- GOAL OF THE EXERCISE
Can you give all the data below as a Markdown table with two columns, Row for each line's number and Line for the line itself, leaving out any blank lines?
* Begin LISTING *
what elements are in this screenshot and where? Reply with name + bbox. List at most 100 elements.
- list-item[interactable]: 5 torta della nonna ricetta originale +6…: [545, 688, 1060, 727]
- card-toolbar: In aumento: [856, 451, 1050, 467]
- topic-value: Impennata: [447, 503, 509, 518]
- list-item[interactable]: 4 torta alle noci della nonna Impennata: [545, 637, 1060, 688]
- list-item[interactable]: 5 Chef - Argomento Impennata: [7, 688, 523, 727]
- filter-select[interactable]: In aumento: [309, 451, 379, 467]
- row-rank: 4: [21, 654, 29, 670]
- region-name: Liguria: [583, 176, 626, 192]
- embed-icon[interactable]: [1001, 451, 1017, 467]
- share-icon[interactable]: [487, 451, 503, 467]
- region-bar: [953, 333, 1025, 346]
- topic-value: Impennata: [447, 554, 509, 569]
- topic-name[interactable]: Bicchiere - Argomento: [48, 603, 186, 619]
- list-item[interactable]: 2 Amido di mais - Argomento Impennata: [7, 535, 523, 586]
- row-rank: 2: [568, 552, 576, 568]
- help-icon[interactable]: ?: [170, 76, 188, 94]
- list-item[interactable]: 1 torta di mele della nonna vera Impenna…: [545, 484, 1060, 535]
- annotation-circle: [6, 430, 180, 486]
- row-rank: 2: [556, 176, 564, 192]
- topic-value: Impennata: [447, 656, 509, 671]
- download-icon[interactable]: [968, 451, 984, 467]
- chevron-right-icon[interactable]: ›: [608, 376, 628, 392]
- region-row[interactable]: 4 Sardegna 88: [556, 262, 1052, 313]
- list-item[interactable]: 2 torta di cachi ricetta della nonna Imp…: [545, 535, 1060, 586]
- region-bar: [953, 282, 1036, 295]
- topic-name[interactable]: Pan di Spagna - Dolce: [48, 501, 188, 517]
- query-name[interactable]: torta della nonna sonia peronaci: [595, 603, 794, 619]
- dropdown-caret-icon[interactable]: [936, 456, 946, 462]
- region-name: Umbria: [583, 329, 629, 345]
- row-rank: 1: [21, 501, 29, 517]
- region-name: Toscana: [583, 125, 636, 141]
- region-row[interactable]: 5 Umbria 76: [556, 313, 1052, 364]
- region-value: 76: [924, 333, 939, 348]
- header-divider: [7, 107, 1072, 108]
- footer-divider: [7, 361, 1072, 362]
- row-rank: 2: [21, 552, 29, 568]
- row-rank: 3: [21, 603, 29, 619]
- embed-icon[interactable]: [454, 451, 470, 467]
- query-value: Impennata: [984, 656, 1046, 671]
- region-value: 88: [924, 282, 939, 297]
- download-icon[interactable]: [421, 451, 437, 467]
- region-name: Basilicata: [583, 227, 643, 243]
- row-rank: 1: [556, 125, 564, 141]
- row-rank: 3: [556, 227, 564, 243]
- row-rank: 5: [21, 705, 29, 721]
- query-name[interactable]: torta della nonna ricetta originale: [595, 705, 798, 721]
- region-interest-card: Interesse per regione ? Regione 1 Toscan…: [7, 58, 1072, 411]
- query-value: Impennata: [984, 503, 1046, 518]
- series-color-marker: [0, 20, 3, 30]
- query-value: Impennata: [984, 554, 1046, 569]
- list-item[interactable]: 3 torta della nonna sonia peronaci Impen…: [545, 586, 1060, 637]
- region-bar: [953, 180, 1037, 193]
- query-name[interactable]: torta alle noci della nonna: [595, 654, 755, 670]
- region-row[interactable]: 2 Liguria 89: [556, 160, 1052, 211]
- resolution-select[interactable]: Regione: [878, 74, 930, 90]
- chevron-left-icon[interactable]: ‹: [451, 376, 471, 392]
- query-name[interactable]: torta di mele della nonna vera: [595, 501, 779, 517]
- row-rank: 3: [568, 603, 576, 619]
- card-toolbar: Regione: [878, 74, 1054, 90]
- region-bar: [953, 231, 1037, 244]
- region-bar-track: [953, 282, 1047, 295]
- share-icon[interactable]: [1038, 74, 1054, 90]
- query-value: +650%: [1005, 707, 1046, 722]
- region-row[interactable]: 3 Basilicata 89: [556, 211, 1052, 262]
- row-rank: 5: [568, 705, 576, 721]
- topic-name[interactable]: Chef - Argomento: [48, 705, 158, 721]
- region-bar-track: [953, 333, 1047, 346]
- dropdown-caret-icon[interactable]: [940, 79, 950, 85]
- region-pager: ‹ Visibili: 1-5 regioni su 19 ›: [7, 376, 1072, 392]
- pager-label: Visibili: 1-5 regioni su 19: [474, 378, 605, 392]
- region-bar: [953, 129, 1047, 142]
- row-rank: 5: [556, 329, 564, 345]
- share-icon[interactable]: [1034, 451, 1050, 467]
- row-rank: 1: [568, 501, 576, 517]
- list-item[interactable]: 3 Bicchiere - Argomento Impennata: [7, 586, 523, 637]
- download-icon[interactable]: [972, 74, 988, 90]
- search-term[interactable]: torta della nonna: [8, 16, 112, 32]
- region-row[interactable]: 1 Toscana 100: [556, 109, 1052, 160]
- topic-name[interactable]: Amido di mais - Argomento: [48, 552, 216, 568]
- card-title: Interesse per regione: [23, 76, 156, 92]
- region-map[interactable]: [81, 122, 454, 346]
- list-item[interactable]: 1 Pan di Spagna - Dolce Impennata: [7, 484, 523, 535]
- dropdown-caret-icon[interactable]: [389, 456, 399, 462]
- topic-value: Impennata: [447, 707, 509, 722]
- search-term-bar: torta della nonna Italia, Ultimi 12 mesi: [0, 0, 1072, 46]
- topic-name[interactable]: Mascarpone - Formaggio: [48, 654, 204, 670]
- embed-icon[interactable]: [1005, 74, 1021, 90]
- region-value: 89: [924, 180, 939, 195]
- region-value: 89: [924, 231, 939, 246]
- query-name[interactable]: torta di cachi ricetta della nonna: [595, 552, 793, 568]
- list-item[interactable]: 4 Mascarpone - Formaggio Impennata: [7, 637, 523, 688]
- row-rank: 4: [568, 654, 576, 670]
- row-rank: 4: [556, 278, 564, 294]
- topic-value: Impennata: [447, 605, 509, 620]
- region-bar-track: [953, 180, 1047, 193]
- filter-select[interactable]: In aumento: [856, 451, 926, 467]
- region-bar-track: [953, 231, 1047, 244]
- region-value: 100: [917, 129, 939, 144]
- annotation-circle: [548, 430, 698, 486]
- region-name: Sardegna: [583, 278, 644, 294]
* End LISTING *
- FINAL ANSWER
| Row | Line |
|---|---|
| 1 | what elements are in this screenshot and where? Reply with name + bbox. List at most 100 elements. |
| 2 | - list-item[interactable]: 5 torta della nonna ricetta originale +6…: [545, 688, 1060, 727] |
| 3 | - card-toolbar: In aumento: [856, 451, 1050, 467] |
| 4 | - topic-value: Impennata: [447, 503, 509, 518] |
| 5 | - list-item[interactable]: 4 torta alle noci della nonna Impennata: [545, 637, 1060, 688] |
| 6 | - list-item[interactable]: 5 Chef - Argomento Impennata: [7, 688, 523, 727] |
| 7 | - filter-select[interactable]: In aumento: [309, 451, 379, 467] |
| 8 | - row-rank: 4: [21, 654, 29, 670] |
| 9 | - region-name: Liguria: [583, 176, 626, 192] |
| 10 | - embed-icon[interactable]: [1001, 451, 1017, 467] |
| 11 | - share-icon[interactable]: [487, 451, 503, 467] |
| 12 | - region-bar: [953, 333, 1025, 346] |
| 13 | - topic-value: Impennata: [447, 554, 509, 569] |
| 14 | - topic-name[interactable]: Bicchiere - Argomento: [48, 603, 186, 619] |
| 15 | - list-item[interactable]: 2 Amido di mais - Argomento Impennata: [7, 535, 523, 586] |
| 16 | - row-rank: 2: [568, 552, 576, 568] |
| 17 | - help-icon[interactable]: ?: [170, 76, 188, 94] |
| 18 | - list-item[interactable]: 1 torta di mele della nonna vera Impenna…: [545, 484, 1060, 535] |
| 19 | - annotation-circle: [6, 430, 180, 486] |
| 20 | - row-rank: 2: [556, 176, 564, 192] |
| 21 | - topic-value: Impennata: [447, 656, 509, 671] |
| 22 | - download-icon[interactable]: [968, 451, 984, 467] |
| 23 | - chevron-right-icon[interactable]: ›: [608, 376, 628, 392] |
| 24 | - region-row[interactable]: 4 Sardegna 88: [556, 262, 1052, 313] |
| 25 | - list-item[interactable]: 2 torta di cachi ricetta della nonna Imp…: [545, 535, 1060, 586] |
| 26 | - region-bar: [953, 282, 1036, 295] |
| 27 | - topic-name[interactable]: Pan di Spagna - Dolce: [48, 501, 188, 517] |
| 28 | - query-name[interactable]: torta della nonna sonia peronaci: [595, 603, 794, 619] |
| 29 | - dropdown-caret-icon[interactable]: [936, 456, 946, 462] |
| 30 | - region-name: Umbria: [583, 329, 629, 345] |
| 31 | - row-rank: 1: [21, 501, 29, 517] |
| 32 | - region-name: Toscana: [583, 125, 636, 141] |
| 33 | - region-row[interactable]: 5 Umbria 76: [556, 313, 1052, 364] |
| 34 | - region-value: 76: [924, 333, 939, 348] |
| 35 | - header-divider: [7, 107, 1072, 108] |
| 36 | - footer-divider: [7, 361, 1072, 362] |
| 37 | - row-rank: 2: [21, 552, 29, 568] |
| 38 | - row-rank: 3: [21, 603, 29, 619] |
| 39 | - embed-icon[interactable]: [454, 451, 470, 467] |
| 40 | - query-value: Impennata: [984, 656, 1046, 671] |
| 41 | - region-value: 88: [924, 282, 939, 297] |
| 42 | - download-icon[interactable]: [421, 451, 437, 467] |
| 43 | - region-name: Basilicata: [583, 227, 643, 243] |
| 44 | - row-rank: 1: [556, 125, 564, 141] |
| 45 | - row-rank: 3: [556, 227, 564, 243] |
| 46 | - row-rank: 5: [21, 705, 29, 721] |
| 47 | - query-name[interactable]: torta della nonna ricetta originale: [595, 705, 798, 721] |
| 48 | - region-interest-card: Interesse per regione ? Regione 1 Toscan…: [7, 58, 1072, 411] |
| 49 | - query-value: Impennata: [984, 503, 1046, 518] |
| 50 | - series-color-marker: [0, 20, 3, 30] |
| 51 | - query-value: Impennata: [984, 554, 1046, 569] |
| 52 | - list-item[interactable]: 3 torta della nonna sonia peronaci Impen…: [545, 586, 1060, 637] |
| 53 | - region-bar: [953, 180, 1037, 193] |
| 54 | - query-name[interactable]: torta alle noci della nonna: [595, 654, 755, 670] |
| 55 | - region-row[interactable]: 2 Liguria 89: [556, 160, 1052, 211] |
| 56 | - resolution-select[interactable]: Regione: [878, 74, 930, 90] |
| 57 | - chevron-left-icon[interactable]: ‹: [451, 376, 471, 392] |
| 58 | - query-name[interactable]: torta di mele della nonna vera: [595, 501, 779, 517] |
| 59 | - row-rank: 3: [568, 603, 576, 619] |
| 60 | - card-toolbar: Regione: [878, 74, 1054, 90] |
| 61 | - region-bar: [953, 231, 1037, 244] |
| 62 | - region-bar-track: [953, 282, 1047, 295] |
| 63 | - share-icon[interactable]: [1038, 74, 1054, 90] |
| 64 | - query-value: +650%: [1005, 707, 1046, 722] |
| 65 | - region-row[interactable]: 3 Basilicata 89: [556, 211, 1052, 262] |
| 66 | - row-rank: 5: [568, 705, 576, 721] |
| 67 | - topic-name[interactable]: Chef - Argomento: [48, 705, 158, 721] |
| 68 | - region-bar-track: [953, 333, 1047, 346] |
| 69 | - dropdown-caret-icon[interactable]: [940, 79, 950, 85] |
| 70 | - region-pager: ‹ Visibili: 1-5 regioni su 19 ›: [7, 376, 1072, 392] |
| 71 | - pager-label: Visibili: 1-5 regioni su 19: [474, 378, 605, 392] |
| 72 | - region-bar: [953, 129, 1047, 142] |
| 73 | - row-rank: 5: [556, 329, 564, 345] |
| 74 | - share-icon[interactable]: [1034, 451, 1050, 467] |
| 75 | - row-rank: 1: [568, 501, 576, 517] |
| 76 | - list-item[interactable]: 3 Bicchiere - Argomento Impennata: [7, 586, 523, 637] |
| 77 | - download-icon[interactable]: [972, 74, 988, 90] |
| 78 | - search-term[interactable]: torta della nonna: [8, 16, 112, 32] |
| 79 | - region-row[interactable]: 1 Toscana 100: [556, 109, 1052, 160] |
| 80 | - topic-name[interactable]: Amido di mais - Argomento: [48, 552, 216, 568] |
| 81 | - card-title: Interesse per regione: [23, 76, 156, 92] |
| 82 | - region-map[interactable]: [81, 122, 454, 346] |
| 83 | - list-item[interactable]: 1 Pan di Spagna - Dolce Impennata: [7, 484, 523, 535] |
| 84 | - dropdown-caret-icon[interactable]: [389, 456, 399, 462] |
| 85 | - topic-value: Impennata: [447, 707, 509, 722] |
| 86 | - search-term-bar: torta della nonna Italia, Ultimi 12 mesi: [0, 0, 1072, 46] |
| 87 | - topic-name[interactable]: Mascarpone - Formaggio: [48, 654, 204, 670] |
| 88 | - embed-icon[interactable]: [1005, 74, 1021, 90] |
| 89 | - region-value: 89: [924, 180, 939, 195] |
| 90 | - region-value: 89: [924, 231, 939, 246] |
| 91 | - query-name[interactable]: torta di cachi ricetta della nonna: [595, 552, 793, 568] |
| 92 | - list-item[interactable]: 4 Mascarpone - Formaggio Impennata: [7, 637, 523, 688] |
| 93 | - row-rank: 4: [568, 654, 576, 670] |
| 94 | - row-rank: 4: [556, 278, 564, 294] |
| 95 | - topic-value: Impennata: [447, 605, 509, 620] |
| 96 | - region-bar-track: [953, 180, 1047, 193] |
| 97 | - filter-select[interactable]: In aumento: [856, 451, 926, 467] |
| 98 | - region-bar-track: [953, 231, 1047, 244] |
| 99 | - region-value: 100: [917, 129, 939, 144] |
| 100 | - annotation-circle: [548, 430, 698, 486] |
| 101 | - region-name: Sardegna: [583, 278, 644, 294] |